### Given exercise:
Every record that follows must be duplicated exactly, with images left out.

···

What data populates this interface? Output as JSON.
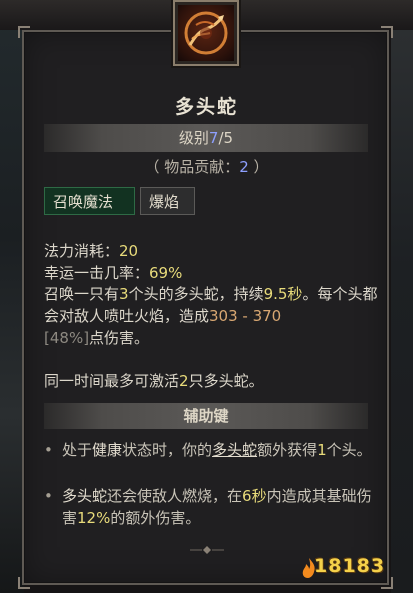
{
  "skill": {
    "title": "多头蛇",
    "rank_label": "级别",
    "rank_current": "7",
    "rank_max": "/5",
    "contrib_prefix": "（ 物品贡献：",
    "contrib_value": "2",
    "contrib_suffix": " ）"
  },
  "tags": [
    {
      "label": "召唤魔法"
    },
    {
      "label": "爆焰"
    }
  ],
  "stats": {
    "mana_label": "法力消耗：",
    "mana_value": "20",
    "luck_label": "幸运一击几率：",
    "luck_value": "69%"
  },
  "description": {
    "p1_a": "召唤一只有",
    "p1_heads": "3",
    "p1_b": "个头的多头蛇，持续",
    "p1_duration": "9.5秒",
    "p1_c": "。每个头都会对敌人喷吐火焰，造成",
    "p1_damage": "303 - 370",
    "p1_d": " ",
    "p1_pct": "[48%]",
    "p1_e": "点伤害。",
    "p2_a": "同一时间最多可激活",
    "p2_count": "2",
    "p2_b": "只多头蛇。"
  },
  "aux": {
    "header": "辅助键",
    "b1_a": "处于",
    "b1_healthy": "健康",
    "b1_b": "状态时，你的",
    "b1_hydra": "多头蛇",
    "b1_c": "额外获得",
    "b1_heads": "1",
    "b1_d": "个头。",
    "b2_hydra": "多头蛇",
    "b2_a": "还会使敌人燃烧，在",
    "b2_secs": "6秒",
    "b2_b": "内造成其基础伤害",
    "b2_pct": "12%",
    "b2_c": "的额外伤害。"
  },
  "watermark": "18183",
  "icons": {
    "skill_icon": "hydra-skill-icon",
    "bullet_icon": "diamond-bullet-icon",
    "divider_icon": "ornament-divider-icon"
  },
  "colors": {
    "rank_accent": "#8ea0ff",
    "value_yellow": "#e8db7b",
    "damage_orange": "#d8a772",
    "summon_tag_bg": "#123221"
  }
}
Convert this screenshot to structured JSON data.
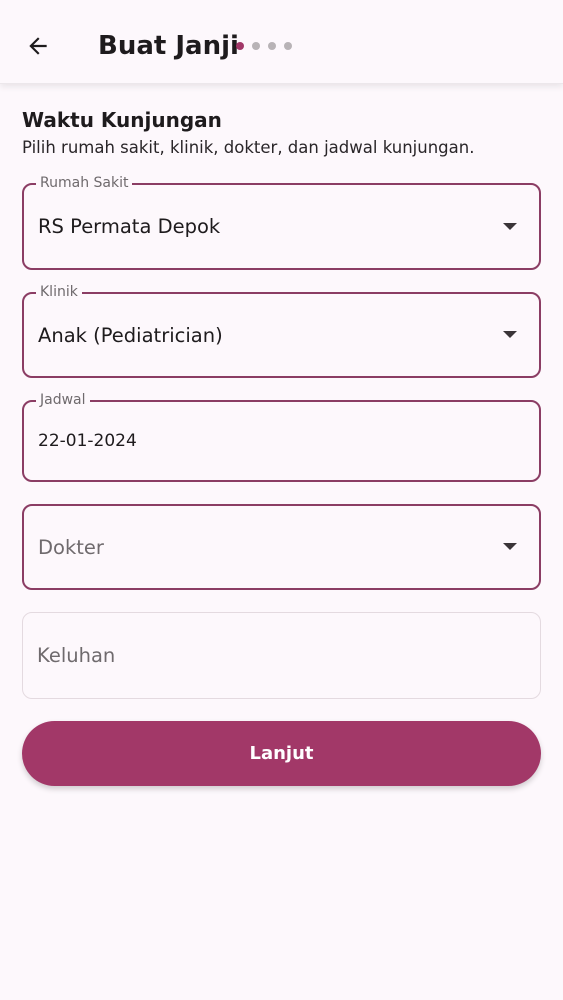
{
  "header": {
    "title": "Buat Janji",
    "steps": {
      "total": 4,
      "current": 1,
      "active_color": "#a23868",
      "inactive_color": "#b8b3b6"
    }
  },
  "section": {
    "title": "Waktu Kunjungan",
    "subtitle": "Pilih rumah sakit, klinik, dokter, dan jadwal kunjungan."
  },
  "form": {
    "hospital": {
      "label": "Rumah Sakit",
      "value": "RS Permata Depok"
    },
    "clinic": {
      "label": "Klinik",
      "value": "Anak (Pediatrician)"
    },
    "schedule": {
      "label": "Jadwal",
      "value": "22-01-2024"
    },
    "doctor": {
      "placeholder": "Dokter"
    },
    "complaint": {
      "placeholder": "Keluhan"
    }
  },
  "actions": {
    "next_label": "Lanjut"
  },
  "colors": {
    "accent": "#a23868",
    "field_border": "#8b3d64",
    "background": "#fdf8fc"
  },
  "icons": {
    "back": "arrow-left-icon",
    "dropdown": "chevron-down-icon"
  }
}
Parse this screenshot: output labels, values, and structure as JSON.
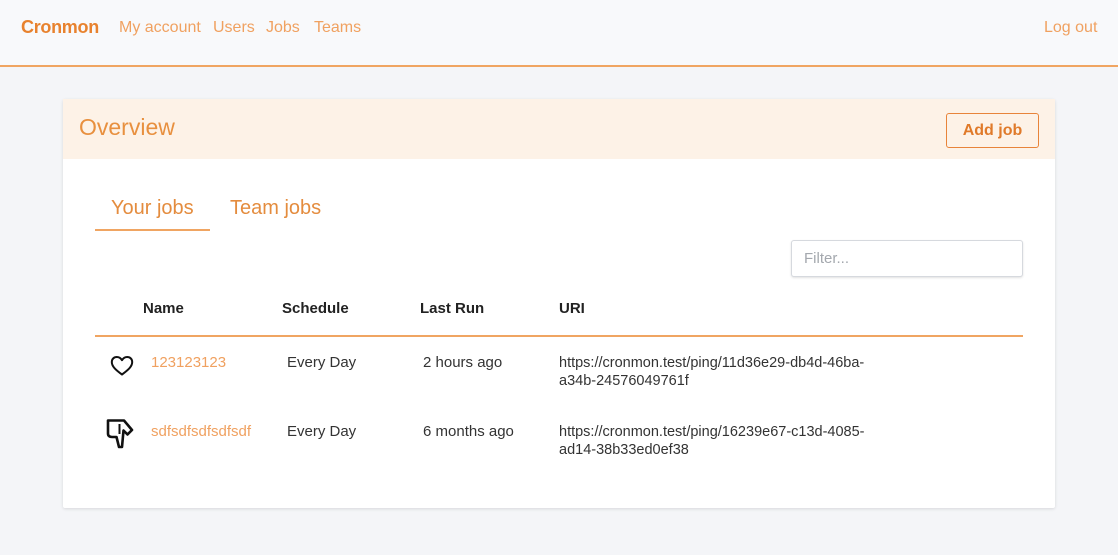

···

### Reply:
What data populates this interface? Output as JSON.
{
  "skill": {
    "title": "多头蛇",
    "rank_label": "级别",
    "rank_current": "7",
    "rank_max": "/5",
    "contrib_prefix": "（ 物品贡献：",
    "contrib_value": "2",
    "contrib_suffix": " ）"
  },
  "tags": [
    {
      "label": "召唤魔法"
    },
    {
      "label": "爆焰"
    }
  ],
  "stats": {
    "mana_label": "法力消耗：",
    "mana_value": "20",
    "luck_label": "幸运一击几率：",
    "luck_value": "69%"
  },
  "description": {
    "p1_a": "召唤一只有",
    "p1_heads": "3",
    "p1_b": "个头的多头蛇，持续",
    "p1_duration": "9.5秒",
    "p1_c": "。每个头都会对敌人喷吐火焰，造成",
    "p1_damage": "303 - 370",
    "p1_d": " ",
    "p1_pct": "[48%]",
    "p1_e": "点伤害。",
    "p2_a": "同一时间最多可激活",
    "p2_count": "2",
    "p2_b": "只多头蛇。"
  },
  "aux": {
    "header": "辅助键",
    "b1_a": "处于",
    "b1_healthy": "健康",
    "b1_b": "状态时，你的",
    "b1_hydra": "多头蛇",
    "b1_c": "额外获得",
    "b1_heads": "1",
    "b1_d": "个头。",
    "b2_hydra": "多头蛇",
    "b2_a": "还会使敌人燃烧，在",
    "b2_secs": "6秒",
    "b2_b": "内造成其基础伤害",
    "b2_pct": "12%",
    "b2_c": "的额外伤害。"
  },
  "watermark": "18183",
  "icons": {
    "skill_icon": "hydra-skill-icon",
    "bullet_icon": "diamond-bullet-icon",
    "divider_icon": "ornament-divider-icon"
  },
  "colors": {
    "rank_accent": "#8ea0ff",
    "value_yellow": "#e8db7b",
    "damage_orange": "#d8a772",
    "summon_tag_bg": "#123221"
  }
}
Convert this screenshot to structured JSON data.
{
  "header": {
    "title": "Buat Janji",
    "steps": {
      "total": 4,
      "current": 1,
      "active_color": "#a23868",
      "inactive_color": "#b8b3b6"
    }
  },
  "section": {
    "title": "Waktu Kunjungan",
    "subtitle": "Pilih rumah sakit, klinik, dokter, dan jadwal kunjungan."
  },
  "form": {
    "hospital": {
      "label": "Rumah Sakit",
      "value": "RS Permata Depok"
    },
    "clinic": {
      "label": "Klinik",
      "value": "Anak (Pediatrician)"
    },
    "schedule": {
      "label": "Jadwal",
      "value": "22-01-2024"
    },
    "doctor": {
      "placeholder": "Dokter"
    },
    "complaint": {
      "placeholder": "Keluhan"
    }
  },
  "actions": {
    "next_label": "Lanjut"
  },
  "colors": {
    "accent": "#a23868",
    "field_border": "#8b3d64",
    "background": "#fdf8fc"
  },
  "icons": {
    "back": "arrow-left-icon",
    "dropdown": "chevron-down-icon"
  }
}
Parse this screenshot: output labels, values, and structure as JSON.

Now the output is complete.